● **INSTRUÇÃO ESCRITA**: Indique se cada afirmação a seguir está de acordo com o texto sobre Jacinta Passos, respondendo sim ou não e citando literalmente o trecho que decide a questão. 1. A primeira biografia da poeta foi publicada em Salvador, em 2000. 2. O volume de 2010 foi organizado por um crítico literário. 3. O livro de ensaios de Gilfrancisco foi publicado em Salvador.
======== TEXTO EXTRAÍDO ========
As trajetórias literária e humana de Jacinta Passos ficaram esquecidas nas décadas seguintes à sua morte, pois as pequenas tiragens de seus livros estavam esgotadas, pouco se sabendo sobre sua existência atribulada. Recentemente, a poeta voltou a ser alvo de interesse, com a publicação de uma primeira biografia (Dalila Machado, A história esquecida de Jacinta Passos. Salvador, 2000), de um livro de ensaios (Gilfrancisco, Jacinta Passos: a Busca da Poesia. Aracaju, 2007), de uma monografia de Especialização (Danielle Fuad, Passagem de Jacinta Passos pelo Jornal “O Imparcial” (1943). Salvador, 2008), e de Jacinta Passos, coração militante (Salvador, Edufba/Corrupio, 2010), volume organizado por sua filha Janaína Amado, que reúne toda a poesia e a prosa, inclusive a inédita, de Jacinta, uma nova biografia, sua fortuna crítica, diversas fotografias — que revelam uma belíssima mulher — , além de ensaios de escritores e críticos produzidos especialmente para a edição. Foi criado ainda o site http://jacintapassos.com.br.
======== INFORMAÇÕES REGISTRADAS ========
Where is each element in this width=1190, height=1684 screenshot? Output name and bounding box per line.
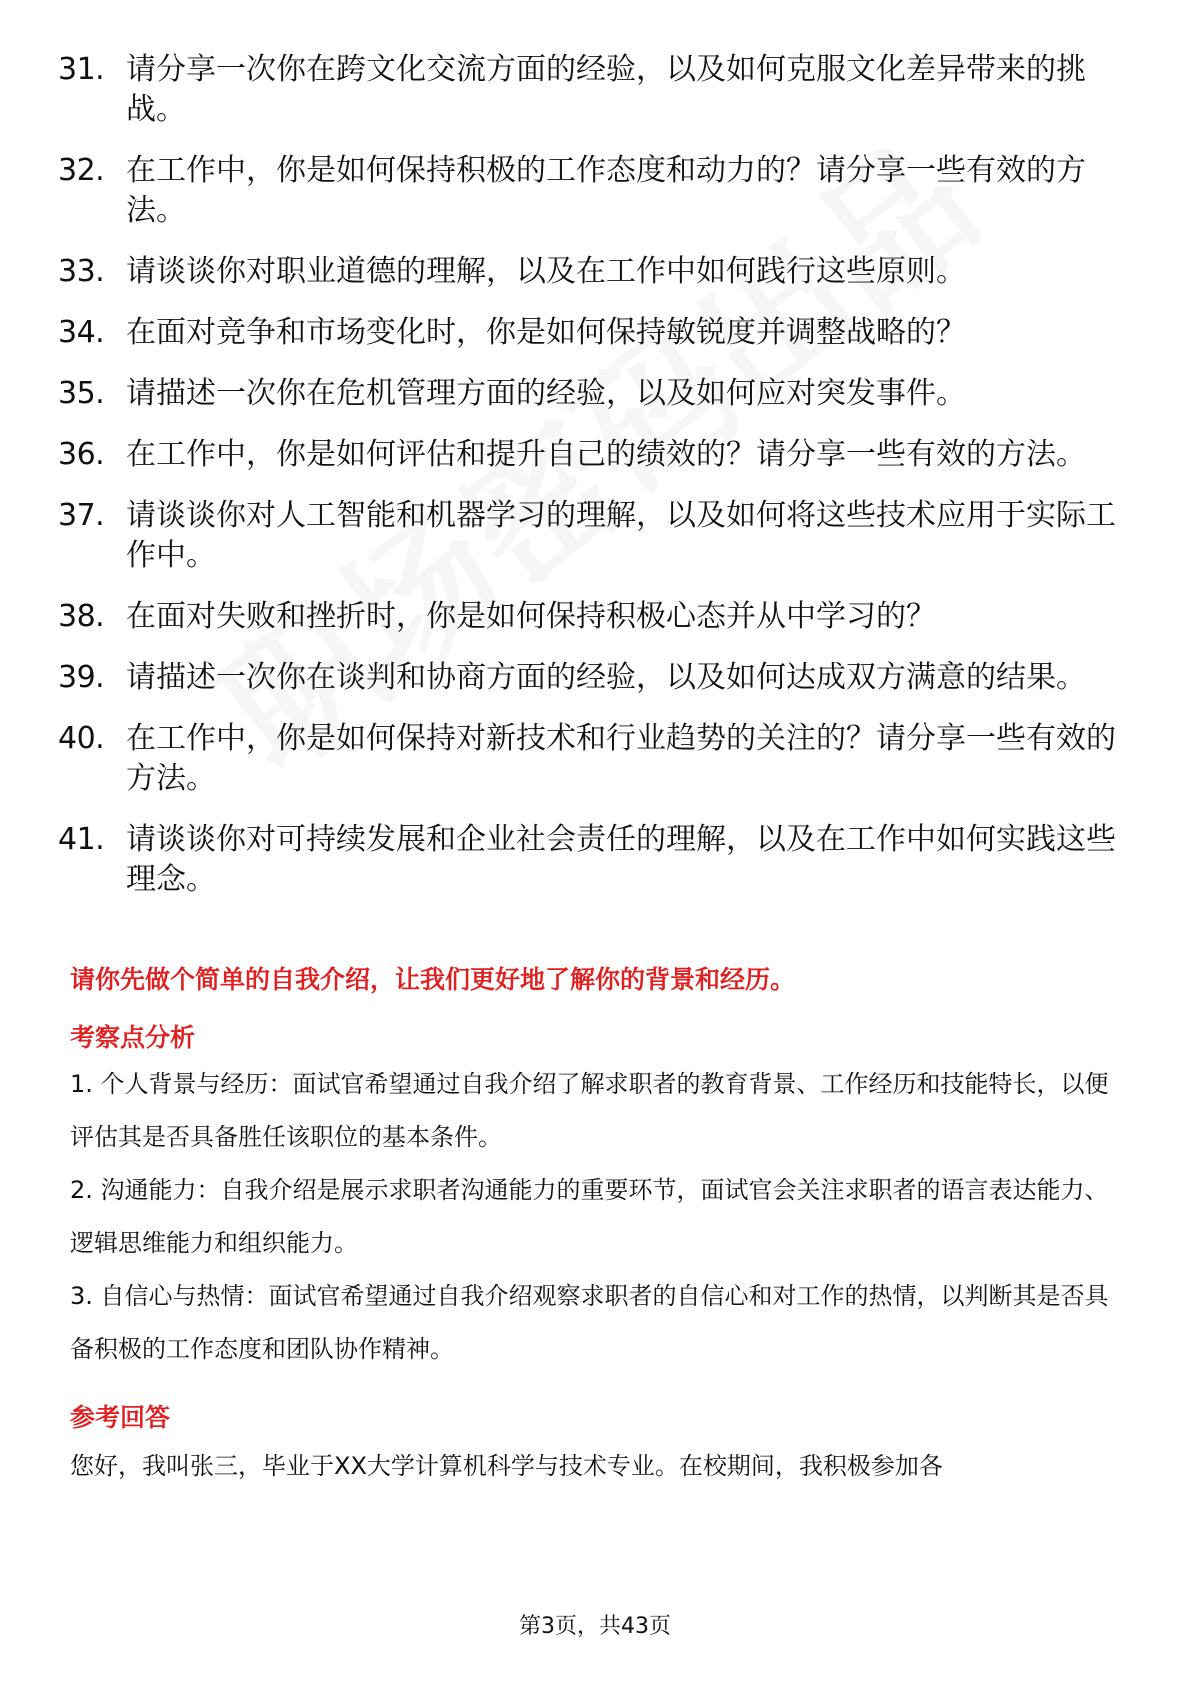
========
● **RESULTADO FINAL**:
1. Sim: "uma primeira biografia (Dalila Machado, A história esquecida de Jacinta Passos. Salvador, 2000)".
2. Não: "volume organizado por sua filha Janaína Amado".
3. Não: "Gilfrancisco, Jacinta Passos: a Busca da Poesia. Aracaju, 2007".